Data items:
↓↓↓
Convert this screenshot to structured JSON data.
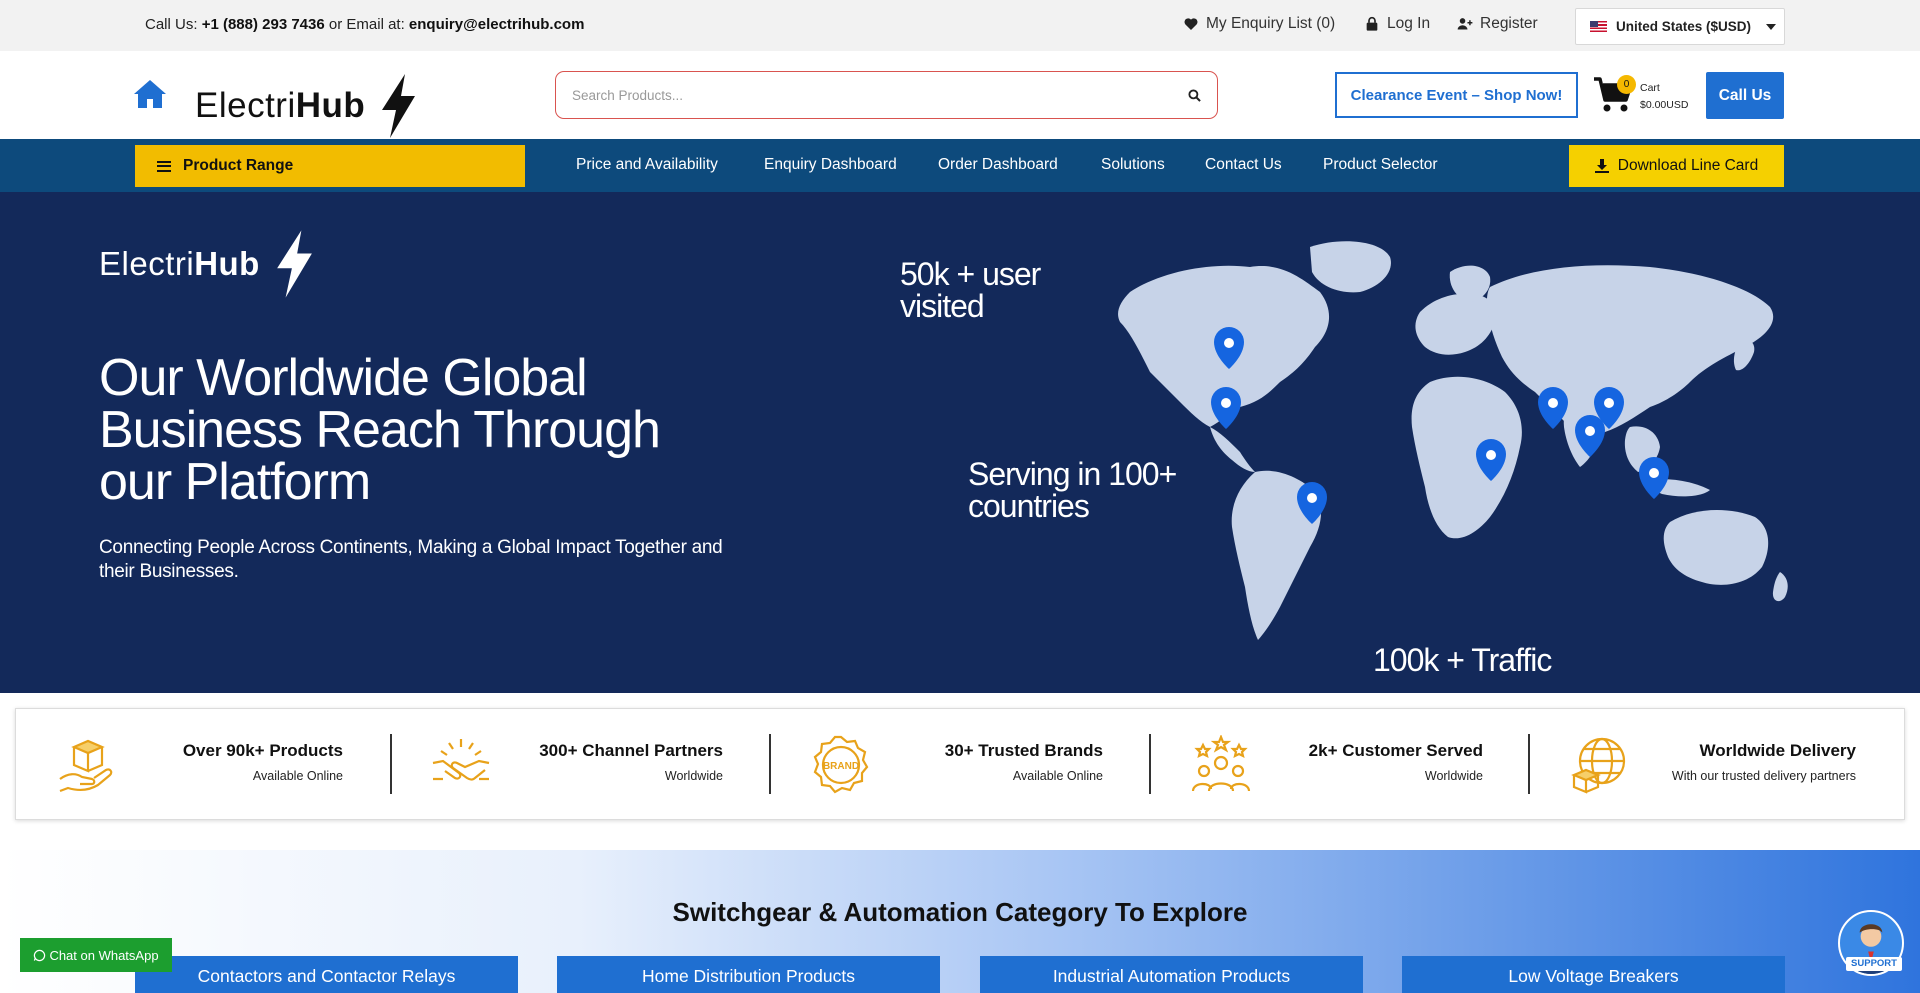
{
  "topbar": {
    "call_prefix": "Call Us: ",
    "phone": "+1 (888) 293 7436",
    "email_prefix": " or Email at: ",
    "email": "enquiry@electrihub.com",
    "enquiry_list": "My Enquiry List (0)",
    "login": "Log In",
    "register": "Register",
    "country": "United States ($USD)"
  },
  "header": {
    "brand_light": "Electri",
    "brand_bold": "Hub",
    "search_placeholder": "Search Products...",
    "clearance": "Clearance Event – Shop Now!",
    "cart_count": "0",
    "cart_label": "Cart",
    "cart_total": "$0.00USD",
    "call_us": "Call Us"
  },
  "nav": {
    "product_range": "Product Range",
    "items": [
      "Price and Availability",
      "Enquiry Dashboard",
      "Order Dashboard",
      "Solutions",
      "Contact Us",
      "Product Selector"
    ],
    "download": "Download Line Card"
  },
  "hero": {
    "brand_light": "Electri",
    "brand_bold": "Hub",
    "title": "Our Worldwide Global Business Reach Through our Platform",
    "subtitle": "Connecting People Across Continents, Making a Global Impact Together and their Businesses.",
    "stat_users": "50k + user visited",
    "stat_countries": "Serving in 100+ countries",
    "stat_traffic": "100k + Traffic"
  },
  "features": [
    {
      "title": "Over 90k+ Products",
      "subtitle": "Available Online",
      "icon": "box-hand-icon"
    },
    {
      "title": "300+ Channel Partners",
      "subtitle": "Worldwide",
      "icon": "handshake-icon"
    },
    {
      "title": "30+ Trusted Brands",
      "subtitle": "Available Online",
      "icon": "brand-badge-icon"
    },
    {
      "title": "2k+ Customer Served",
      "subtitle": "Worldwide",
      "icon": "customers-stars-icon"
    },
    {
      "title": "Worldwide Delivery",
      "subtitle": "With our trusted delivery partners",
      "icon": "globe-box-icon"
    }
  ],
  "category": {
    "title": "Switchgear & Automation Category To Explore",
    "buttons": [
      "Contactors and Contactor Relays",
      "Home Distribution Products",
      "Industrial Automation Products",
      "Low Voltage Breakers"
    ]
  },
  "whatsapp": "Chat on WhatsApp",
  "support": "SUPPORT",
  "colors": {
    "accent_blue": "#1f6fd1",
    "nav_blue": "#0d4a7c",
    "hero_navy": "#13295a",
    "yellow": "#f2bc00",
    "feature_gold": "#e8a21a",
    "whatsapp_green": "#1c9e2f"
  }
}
↑↑↑
## SET TASK:
Copy out all the records exactly, excluding pictures.

## EXERCISE OUTPUT:
Convert this screenshot to structured JSON data.
{
  "topbar": {
    "call_prefix": "Call Us: ",
    "phone": "+1 (888) 293 7436",
    "email_prefix": " or Email at: ",
    "email": "enquiry@electrihub.com",
    "enquiry_list": "My Enquiry List (0)",
    "login": "Log In",
    "register": "Register",
    "country": "United States ($USD)"
  },
  "header": {
    "brand_light": "Electri",
    "brand_bold": "Hub",
    "search_placeholder": "Search Products...",
    "clearance": "Clearance Event – Shop Now!",
    "cart_count": "0",
    "cart_label": "Cart",
    "cart_total": "$0.00USD",
    "call_us": "Call Us"
  },
  "nav": {
    "product_range": "Product Range",
    "items": [
      "Price and Availability",
      "Enquiry Dashboard",
      "Order Dashboard",
      "Solutions",
      "Contact Us",
      "Product Selector"
    ],
    "download": "Download Line Card"
  },
  "hero": {
    "brand_light": "Electri",
    "brand_bold": "Hub",
    "title": "Our Worldwide Global Business Reach Through our Platform",
    "subtitle": "Connecting People Across Continents, Making a Global Impact Together and their Businesses.",
    "stat_users": "50k + user visited",
    "stat_countries": "Serving in 100+ countries",
    "stat_traffic": "100k + Traffic"
  },
  "features": [
    {
      "title": "Over 90k+ Products",
      "subtitle": "Available Online",
      "icon": "box-hand-icon"
    },
    {
      "title": "300+ Channel Partners",
      "subtitle": "Worldwide",
      "icon": "handshake-icon"
    },
    {
      "title": "30+ Trusted Brands",
      "subtitle": "Available Online",
      "icon": "brand-badge-icon"
    },
    {
      "title": "2k+ Customer Served",
      "subtitle": "Worldwide",
      "icon": "customers-stars-icon"
    },
    {
      "title": "Worldwide Delivery",
      "subtitle": "With our trusted delivery partners",
      "icon": "globe-box-icon"
    }
  ],
  "category": {
    "title": "Switchgear & Automation Category To Explore",
    "buttons": [
      "Contactors and Contactor Relays",
      "Home Distribution Products",
      "Industrial Automation Products",
      "Low Voltage Breakers"
    ]
  },
  "whatsapp": "Chat on WhatsApp",
  "support": "SUPPORT",
  "colors": {
    "accent_blue": "#1f6fd1",
    "nav_blue": "#0d4a7c",
    "hero_navy": "#13295a",
    "yellow": "#f2bc00",
    "feature_gold": "#e8a21a",
    "whatsapp_green": "#1c9e2f"
  }
}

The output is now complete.